DATASET RECORDS -
____________________

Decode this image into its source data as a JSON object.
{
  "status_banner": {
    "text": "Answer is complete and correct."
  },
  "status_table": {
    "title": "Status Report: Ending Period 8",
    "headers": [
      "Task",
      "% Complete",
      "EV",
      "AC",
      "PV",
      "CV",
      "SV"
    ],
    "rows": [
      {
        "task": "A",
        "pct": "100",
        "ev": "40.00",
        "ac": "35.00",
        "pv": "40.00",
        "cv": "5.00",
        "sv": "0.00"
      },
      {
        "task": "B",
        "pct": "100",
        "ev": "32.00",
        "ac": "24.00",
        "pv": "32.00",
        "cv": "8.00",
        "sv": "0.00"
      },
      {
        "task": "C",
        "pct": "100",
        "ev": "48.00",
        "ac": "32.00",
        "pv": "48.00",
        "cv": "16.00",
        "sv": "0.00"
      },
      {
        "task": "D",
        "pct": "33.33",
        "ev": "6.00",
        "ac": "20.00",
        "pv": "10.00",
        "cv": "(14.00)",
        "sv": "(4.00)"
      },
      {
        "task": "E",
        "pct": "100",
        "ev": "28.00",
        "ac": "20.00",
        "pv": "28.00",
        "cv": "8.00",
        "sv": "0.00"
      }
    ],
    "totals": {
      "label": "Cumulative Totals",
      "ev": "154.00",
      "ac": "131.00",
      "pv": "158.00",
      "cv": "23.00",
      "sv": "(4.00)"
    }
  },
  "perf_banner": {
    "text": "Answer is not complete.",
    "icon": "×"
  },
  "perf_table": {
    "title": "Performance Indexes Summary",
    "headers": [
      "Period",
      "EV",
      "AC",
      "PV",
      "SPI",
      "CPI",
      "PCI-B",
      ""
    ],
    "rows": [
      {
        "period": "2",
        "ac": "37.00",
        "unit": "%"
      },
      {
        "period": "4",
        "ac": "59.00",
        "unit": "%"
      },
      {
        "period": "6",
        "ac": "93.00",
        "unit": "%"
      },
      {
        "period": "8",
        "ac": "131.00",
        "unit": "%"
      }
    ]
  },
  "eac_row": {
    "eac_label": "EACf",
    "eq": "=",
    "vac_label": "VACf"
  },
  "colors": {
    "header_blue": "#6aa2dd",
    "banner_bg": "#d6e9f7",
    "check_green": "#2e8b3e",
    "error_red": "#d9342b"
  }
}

____________________

TO BE DONE -
Work through the records line by line and tally those with the word "text". Report only the total.

SOLUTION FOR THIS PROBLEM -
2